#### Written exercise:
Collect all lines from the records below that include the word "runoff".
**** Extracted information
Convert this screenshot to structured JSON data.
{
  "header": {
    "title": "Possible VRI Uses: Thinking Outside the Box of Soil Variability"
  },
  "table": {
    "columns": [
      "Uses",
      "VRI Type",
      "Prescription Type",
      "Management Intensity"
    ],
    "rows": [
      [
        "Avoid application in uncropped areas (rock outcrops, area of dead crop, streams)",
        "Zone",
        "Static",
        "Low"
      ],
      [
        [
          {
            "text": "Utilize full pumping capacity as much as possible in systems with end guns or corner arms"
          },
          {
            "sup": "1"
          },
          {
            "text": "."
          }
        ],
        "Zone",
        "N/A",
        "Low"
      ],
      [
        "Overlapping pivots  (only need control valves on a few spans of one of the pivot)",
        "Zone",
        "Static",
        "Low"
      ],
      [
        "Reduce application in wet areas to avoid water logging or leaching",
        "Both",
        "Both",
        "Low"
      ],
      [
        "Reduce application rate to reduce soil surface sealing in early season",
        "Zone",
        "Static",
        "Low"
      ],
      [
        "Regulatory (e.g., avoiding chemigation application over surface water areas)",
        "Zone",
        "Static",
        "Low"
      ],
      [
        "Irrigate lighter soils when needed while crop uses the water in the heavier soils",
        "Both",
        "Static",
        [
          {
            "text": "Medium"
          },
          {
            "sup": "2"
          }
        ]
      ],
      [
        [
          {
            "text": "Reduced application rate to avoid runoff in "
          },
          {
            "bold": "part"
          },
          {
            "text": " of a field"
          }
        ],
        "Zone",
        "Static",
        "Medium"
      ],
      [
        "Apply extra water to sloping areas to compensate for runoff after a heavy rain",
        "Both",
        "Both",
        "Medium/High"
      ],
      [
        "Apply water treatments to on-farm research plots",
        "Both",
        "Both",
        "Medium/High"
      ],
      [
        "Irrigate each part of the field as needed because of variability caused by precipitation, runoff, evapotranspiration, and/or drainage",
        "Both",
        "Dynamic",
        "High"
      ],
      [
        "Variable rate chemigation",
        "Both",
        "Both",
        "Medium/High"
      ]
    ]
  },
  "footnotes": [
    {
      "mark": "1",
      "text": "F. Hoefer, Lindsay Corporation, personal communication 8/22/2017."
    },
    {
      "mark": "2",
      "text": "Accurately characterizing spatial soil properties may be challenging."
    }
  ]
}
********
#### Correct response:
            "text": "Reduced application rate to avoid runoff in "
        "Apply extra water to sloping areas to compensate for runoff after a heavy rain",
        "Irrigate each part of the field as needed because of variability caused by precipitation, runoff, evapotranspiration, and/or drainage",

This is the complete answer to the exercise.